Below is some material; transcribe all of it exactly.

• • • •

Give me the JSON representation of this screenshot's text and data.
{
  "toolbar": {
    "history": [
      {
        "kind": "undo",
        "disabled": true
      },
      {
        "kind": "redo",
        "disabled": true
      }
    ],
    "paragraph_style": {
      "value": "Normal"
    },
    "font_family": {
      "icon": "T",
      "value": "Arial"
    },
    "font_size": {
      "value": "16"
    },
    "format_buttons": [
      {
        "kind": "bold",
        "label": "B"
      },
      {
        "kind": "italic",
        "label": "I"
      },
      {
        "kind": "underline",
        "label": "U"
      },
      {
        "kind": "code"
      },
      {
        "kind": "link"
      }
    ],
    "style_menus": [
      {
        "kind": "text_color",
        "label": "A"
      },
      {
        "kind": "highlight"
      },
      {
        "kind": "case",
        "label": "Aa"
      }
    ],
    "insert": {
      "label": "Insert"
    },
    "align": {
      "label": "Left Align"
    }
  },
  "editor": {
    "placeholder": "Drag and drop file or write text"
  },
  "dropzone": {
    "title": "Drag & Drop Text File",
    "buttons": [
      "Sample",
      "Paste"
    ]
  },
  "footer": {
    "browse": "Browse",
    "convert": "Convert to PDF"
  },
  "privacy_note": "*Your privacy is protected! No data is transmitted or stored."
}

• • • •

**Response**.
Give me the JSON representation of this screenshot's text and data.
{
  "toolbar": {
    "history": [
      {
        "kind": "undo",
        "disabled": true
      },
      {
        "kind": "redo",
        "disabled": true
      }
    ],
    "paragraph_style": {
      "value": "Normal"
    },
    "font_family": {
      "icon": "T",
      "value": "Arial"
    },
    "font_size": {
      "value": "16"
    },
    "format_buttons": [
      {
        "kind": "bold",
        "label": "B"
      },
      {
        "kind": "italic",
        "label": "I"
      },
      {
        "kind": "underline",
        "label": "U"
      },
      {
        "kind": "code"
      },
      {
        "kind": "link"
      }
    ],
    "style_menus": [
      {
        "kind": "text_color",
        "label": "A"
      },
      {
        "kind": "highlight"
      },
      {
        "kind": "case",
        "label": "Aa"
      }
    ],
    "insert": {
      "label": "Insert"
    },
    "align": {
      "label": "Left Align"
    }
  },
  "editor": {
    "placeholder": "Drag and drop file or write text"
  },
  "dropzone": {
    "title": "Drag & Drop Text File",
    "buttons": [
      "Sample",
      "Paste"
    ]
  },
  "footer": {
    "browse": "Browse",
    "convert": "Convert to PDF"
  },
  "privacy_note": "*Your privacy is protected! No data is transmitted or stored."
}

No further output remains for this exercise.